Exercise objective:
Extract the whole listing as it stands. Do not include the pictures.

────────────────────────────────────────

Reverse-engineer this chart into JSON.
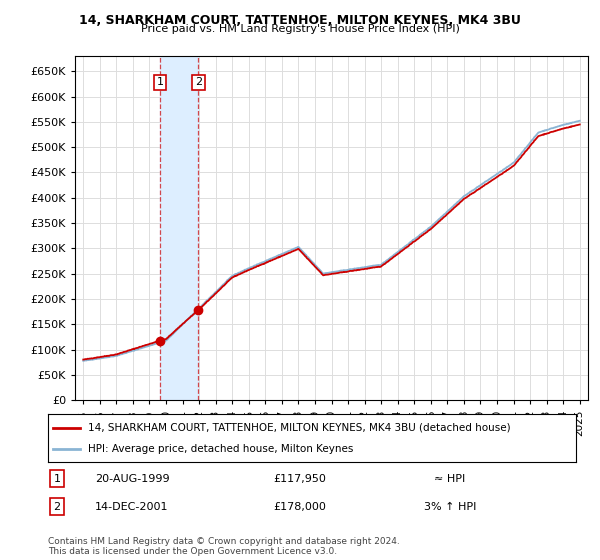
{
  "title": "14, SHARKHAM COURT, TATTENHOE, MILTON KEYNES, MK4 3BU",
  "subtitle": "Price paid vs. HM Land Registry's House Price Index (HPI)",
  "legend_line1": "14, SHARKHAM COURT, TATTENHOE, MILTON KEYNES, MK4 3BU (detached house)",
  "legend_line2": "HPI: Average price, detached house, Milton Keynes",
  "footer1": "Contains HM Land Registry data © Crown copyright and database right 2024.",
  "footer2": "This data is licensed under the Open Government Licence v3.0.",
  "sale1_label": "1",
  "sale1_date": "20-AUG-1999",
  "sale1_price": "£117,950",
  "sale1_relation": "≈ HPI",
  "sale1_year": 1999.63,
  "sale1_value": 117950,
  "sale2_label": "2",
  "sale2_date": "14-DEC-2001",
  "sale2_price": "£178,000",
  "sale2_relation": "3% ↑ HPI",
  "sale2_year": 2001.95,
  "sale2_value": 178000,
  "ylim": [
    0,
    680000
  ],
  "yticks": [
    0,
    50000,
    100000,
    150000,
    200000,
    250000,
    300000,
    350000,
    400000,
    450000,
    500000,
    550000,
    600000,
    650000
  ],
  "xlabel_years": [
    1995,
    1996,
    1997,
    1998,
    1999,
    2000,
    2001,
    2002,
    2003,
    2004,
    2005,
    2006,
    2007,
    2008,
    2009,
    2010,
    2011,
    2012,
    2013,
    2014,
    2015,
    2016,
    2017,
    2018,
    2019,
    2020,
    2021,
    2022,
    2023,
    2024,
    2025
  ],
  "red_line_color": "#cc0000",
  "blue_line_color": "#8ab4d4",
  "shade_color": "#ddeeff",
  "box_edge_color": "#cc0000",
  "grid_color": "#dddddd",
  "bg_color": "#ffffff"
}
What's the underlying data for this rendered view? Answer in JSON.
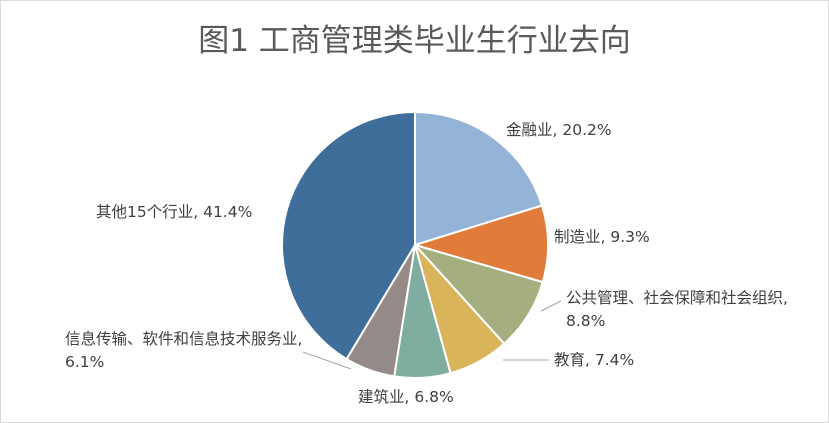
{
  "chart_data": {
    "type": "pie",
    "title": "图1 工商管理类毕业生行业去向",
    "legend": "none",
    "slices": [
      {
        "name": "金融业",
        "value": 20.2,
        "label": "金融业, 20.2%",
        "color": "#95b3d7"
      },
      {
        "name": "制造业",
        "value": 9.3,
        "label": "制造业, 9.3%",
        "color": "#e07b39"
      },
      {
        "name": "公共管理、社会保障和社会组织",
        "value": 8.8,
        "label": "公共管理、社会保障和社会组织, 8.8%",
        "color": "#a5ae7f"
      },
      {
        "name": "教育",
        "value": 7.4,
        "label": "教育, 7.4%",
        "color": "#d9b45a"
      },
      {
        "name": "建筑业",
        "value": 6.8,
        "label": "建筑业, 6.8%",
        "color": "#7fada0"
      },
      {
        "name": "信息传输、软件和信息技术服务业",
        "value": 6.1,
        "label": "信息传输、软件和信息技术服务业, 6.1%",
        "color": "#948a87"
      },
      {
        "name": "其他15个行业",
        "value": 41.4,
        "label": "其他15个行业, 41.4%",
        "color": "#3f6e9a"
      }
    ]
  }
}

────────────────────────────────────────

Result:
Reverse-engineer this chart into JSON.
{
  "title": "14, SHARKHAM COURT, TATTENHOE, MILTON KEYNES, MK4 3BU",
  "subtitle": "Price paid vs. HM Land Registry's House Price Index (HPI)",
  "legend_line1": "14, SHARKHAM COURT, TATTENHOE, MILTON KEYNES, MK4 3BU (detached house)",
  "legend_line2": "HPI: Average price, detached house, Milton Keynes",
  "footer1": "Contains HM Land Registry data © Crown copyright and database right 2024.",
  "footer2": "This data is licensed under the Open Government Licence v3.0.",
  "sale1_label": "1",
  "sale1_date": "20-AUG-1999",
  "sale1_price": "£117,950",
  "sale1_relation": "≈ HPI",
  "sale1_year": 1999.63,
  "sale1_value": 117950,
  "sale2_label": "2",
  "sale2_date": "14-DEC-2001",
  "sale2_price": "£178,000",
  "sale2_relation": "3% ↑ HPI",
  "sale2_year": 2001.95,
  "sale2_value": 178000,
  "ylim": [
    0,
    680000
  ],
  "yticks": [
    0,
    50000,
    100000,
    150000,
    200000,
    250000,
    300000,
    350000,
    400000,
    450000,
    500000,
    550000,
    600000,
    650000
  ],
  "xlabel_years": [
    1995,
    1996,
    1997,
    1998,
    1999,
    2000,
    2001,
    2002,
    2003,
    2004,
    2005,
    2006,
    2007,
    2008,
    2009,
    2010,
    2011,
    2012,
    2013,
    2014,
    2015,
    2016,
    2017,
    2018,
    2019,
    2020,
    2021,
    2022,
    2023,
    2024,
    2025
  ],
  "red_line_color": "#cc0000",
  "blue_line_color": "#8ab4d4",
  "shade_color": "#ddeeff",
  "box_edge_color": "#cc0000",
  "grid_color": "#dddddd",
  "bg_color": "#ffffff"
}
What's the underlying data for this rendered view? Answer in JSON.
{
  "chart_data": {
    "type": "pie",
    "title": "图1 工商管理类毕业生行业去向",
    "legend": "none",
    "slices": [
      {
        "name": "金融业",
        "value": 20.2,
        "label": "金融业, 20.2%",
        "color": "#95b3d7"
      },
      {
        "name": "制造业",
        "value": 9.3,
        "label": "制造业, 9.3%",
        "color": "#e07b39"
      },
      {
        "name": "公共管理、社会保障和社会组织",
        "value": 8.8,
        "label": "公共管理、社会保障和社会组织, 8.8%",
        "color": "#a5ae7f"
      },
      {
        "name": "教育",
        "value": 7.4,
        "label": "教育, 7.4%",
        "color": "#d9b45a"
      },
      {
        "name": "建筑业",
        "value": 6.8,
        "label": "建筑业, 6.8%",
        "color": "#7fada0"
      },
      {
        "name": "信息传输、软件和信息技术服务业",
        "value": 6.1,
        "label": "信息传输、软件和信息技术服务业, 6.1%",
        "color": "#948a87"
      },
      {
        "name": "其他15个行业",
        "value": 41.4,
        "label": "其他15个行业, 41.4%",
        "color": "#3f6e9a"
      }
    ]
  }
}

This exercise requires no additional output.